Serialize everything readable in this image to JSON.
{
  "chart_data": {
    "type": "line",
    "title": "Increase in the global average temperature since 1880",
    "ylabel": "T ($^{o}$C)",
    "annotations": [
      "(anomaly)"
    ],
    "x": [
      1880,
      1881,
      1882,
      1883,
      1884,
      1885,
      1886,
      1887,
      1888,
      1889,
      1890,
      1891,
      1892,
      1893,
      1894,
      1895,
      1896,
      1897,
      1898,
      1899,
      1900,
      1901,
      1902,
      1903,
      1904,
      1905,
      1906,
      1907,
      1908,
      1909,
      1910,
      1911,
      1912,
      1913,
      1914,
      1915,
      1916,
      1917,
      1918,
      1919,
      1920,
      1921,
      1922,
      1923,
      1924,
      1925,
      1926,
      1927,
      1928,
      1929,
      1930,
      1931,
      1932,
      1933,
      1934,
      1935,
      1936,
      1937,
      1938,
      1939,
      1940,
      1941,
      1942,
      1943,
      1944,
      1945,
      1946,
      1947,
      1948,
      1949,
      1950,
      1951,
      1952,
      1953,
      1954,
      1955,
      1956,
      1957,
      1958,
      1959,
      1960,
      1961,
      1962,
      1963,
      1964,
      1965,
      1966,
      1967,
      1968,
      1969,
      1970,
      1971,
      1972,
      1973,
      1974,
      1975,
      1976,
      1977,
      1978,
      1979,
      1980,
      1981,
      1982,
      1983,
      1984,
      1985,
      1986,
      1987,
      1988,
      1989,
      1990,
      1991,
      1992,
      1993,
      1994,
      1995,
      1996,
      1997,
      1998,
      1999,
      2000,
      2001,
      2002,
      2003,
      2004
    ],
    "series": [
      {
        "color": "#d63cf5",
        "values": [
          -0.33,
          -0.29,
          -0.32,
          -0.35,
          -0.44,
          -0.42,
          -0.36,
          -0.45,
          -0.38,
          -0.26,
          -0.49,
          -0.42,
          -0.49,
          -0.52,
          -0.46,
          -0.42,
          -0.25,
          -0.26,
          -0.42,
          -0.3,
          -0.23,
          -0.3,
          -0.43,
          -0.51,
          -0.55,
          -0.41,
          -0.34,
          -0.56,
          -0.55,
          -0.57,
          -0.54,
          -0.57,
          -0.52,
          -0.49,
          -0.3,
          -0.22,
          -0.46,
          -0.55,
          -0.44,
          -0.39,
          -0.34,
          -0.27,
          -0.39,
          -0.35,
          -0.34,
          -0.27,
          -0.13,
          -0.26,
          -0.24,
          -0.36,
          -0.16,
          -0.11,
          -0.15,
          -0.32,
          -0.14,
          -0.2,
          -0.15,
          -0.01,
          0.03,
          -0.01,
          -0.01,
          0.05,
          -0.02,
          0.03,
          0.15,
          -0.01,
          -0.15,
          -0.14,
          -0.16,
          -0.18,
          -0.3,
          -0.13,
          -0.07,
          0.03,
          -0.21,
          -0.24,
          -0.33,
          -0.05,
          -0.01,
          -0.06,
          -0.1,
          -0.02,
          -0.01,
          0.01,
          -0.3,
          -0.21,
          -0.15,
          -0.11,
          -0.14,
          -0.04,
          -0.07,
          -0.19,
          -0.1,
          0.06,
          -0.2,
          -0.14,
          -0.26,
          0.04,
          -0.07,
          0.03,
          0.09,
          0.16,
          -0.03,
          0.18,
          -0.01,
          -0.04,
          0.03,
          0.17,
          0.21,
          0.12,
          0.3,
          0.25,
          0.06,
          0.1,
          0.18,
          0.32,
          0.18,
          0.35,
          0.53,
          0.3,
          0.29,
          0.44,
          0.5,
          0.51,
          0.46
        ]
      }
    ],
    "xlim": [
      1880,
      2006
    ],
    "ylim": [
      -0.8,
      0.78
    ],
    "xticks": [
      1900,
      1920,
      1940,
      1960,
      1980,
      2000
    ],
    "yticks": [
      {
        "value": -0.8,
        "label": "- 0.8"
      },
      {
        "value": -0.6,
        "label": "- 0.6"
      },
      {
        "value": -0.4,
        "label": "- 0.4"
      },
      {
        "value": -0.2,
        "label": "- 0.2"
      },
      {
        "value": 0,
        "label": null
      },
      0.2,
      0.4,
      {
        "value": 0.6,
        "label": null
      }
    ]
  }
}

§ What the task requires
Recopy the whole listing exactly.

§ Output below
Serialize everything readable in this image to JSON.
{
  "chart_data": {
    "type": "line",
    "title": "Increase in the global average temperature since 1880",
    "ylabel": "T ($^{o}$C)",
    "annotations": [
      "(anomaly)"
    ],
    "x": [
      1880,
      1881,
      1882,
      1883,
      1884,
      1885,
      1886,
      1887,
      1888,
      1889,
      1890,
      1891,
      1892,
      1893,
      1894,
      1895,
      1896,
      1897,
      1898,
      1899,
      1900,
      1901,
      1902,
      1903,
      1904,
      1905,
      1906,
      1907,
      1908,
      1909,
      1910,
      1911,
      1912,
      1913,
      1914,
      1915,
      1916,
      1917,
      1918,
      1919,
      1920,
      1921,
      1922,
      1923,
      1924,
      1925,
      1926,
      1927,
      1928,
      1929,
      1930,
      1931,
      1932,
      1933,
      1934,
      1935,
      1936,
      1937,
      1938,
      1939,
      1940,
      1941,
      1942,
      1943,
      1944,
      1945,
      1946,
      1947,
      1948,
      1949,
      1950,
      1951,
      1952,
      1953,
      1954,
      1955,
      1956,
      1957,
      1958,
      1959,
      1960,
      1961,
      1962,
      1963,
      1964,
      1965,
      1966,
      1967,
      1968,
      1969,
      1970,
      1971,
      1972,
      1973,
      1974,
      1975,
      1976,
      1977,
      1978,
      1979,
      1980,
      1981,
      1982,
      1983,
      1984,
      1985,
      1986,
      1987,
      1988,
      1989,
      1990,
      1991,
      1992,
      1993,
      1994,
      1995,
      1996,
      1997,
      1998,
      1999,
      2000,
      2001,
      2002,
      2003,
      2004
    ],
    "series": [
      {
        "color": "#d63cf5",
        "values": [
          -0.33,
          -0.29,
          -0.32,
          -0.35,
          -0.44,
          -0.42,
          -0.36,
          -0.45,
          -0.38,
          -0.26,
          -0.49,
          -0.42,
          -0.49,
          -0.52,
          -0.46,
          -0.42,
          -0.25,
          -0.26,
          -0.42,
          -0.3,
          -0.23,
          -0.3,
          -0.43,
          -0.51,
          -0.55,
          -0.41,
          -0.34,
          -0.56,
          -0.55,
          -0.57,
          -0.54,
          -0.57,
          -0.52,
          -0.49,
          -0.3,
          -0.22,
          -0.46,
          -0.55,
          -0.44,
          -0.39,
          -0.34,
          -0.27,
          -0.39,
          -0.35,
          -0.34,
          -0.27,
          -0.13,
          -0.26,
          -0.24,
          -0.36,
          -0.16,
          -0.11,
          -0.15,
          -0.32,
          -0.14,
          -0.2,
          -0.15,
          -0.01,
          0.03,
          -0.01,
          -0.01,
          0.05,
          -0.02,
          0.03,
          0.15,
          -0.01,
          -0.15,
          -0.14,
          -0.16,
          -0.18,
          -0.3,
          -0.13,
          -0.07,
          0.03,
          -0.21,
          -0.24,
          -0.33,
          -0.05,
          -0.01,
          -0.06,
          -0.1,
          -0.02,
          -0.01,
          0.01,
          -0.3,
          -0.21,
          -0.15,
          -0.11,
          -0.14,
          -0.04,
          -0.07,
          -0.19,
          -0.1,
          0.06,
          -0.2,
          -0.14,
          -0.26,
          0.04,
          -0.07,
          0.03,
          0.09,
          0.16,
          -0.03,
          0.18,
          -0.01,
          -0.04,
          0.03,
          0.17,
          0.21,
          0.12,
          0.3,
          0.25,
          0.06,
          0.1,
          0.18,
          0.32,
          0.18,
          0.35,
          0.53,
          0.3,
          0.29,
          0.44,
          0.5,
          0.51,
          0.46
        ]
      }
    ],
    "xlim": [
      1880,
      2006
    ],
    "ylim": [
      -0.8,
      0.78
    ],
    "xticks": [
      1900,
      1920,
      1940,
      1960,
      1980,
      2000
    ],
    "yticks": [
      {
        "value": -0.8,
        "label": "- 0.8"
      },
      {
        "value": -0.6,
        "label": "- 0.6"
      },
      {
        "value": -0.4,
        "label": "- 0.4"
      },
      {
        "value": -0.2,
        "label": "- 0.2"
      },
      {
        "value": 0,
        "label": null
      },
      0.2,
      0.4,
      {
        "value": 0.6,
        "label": null
      }
    ]
  }
}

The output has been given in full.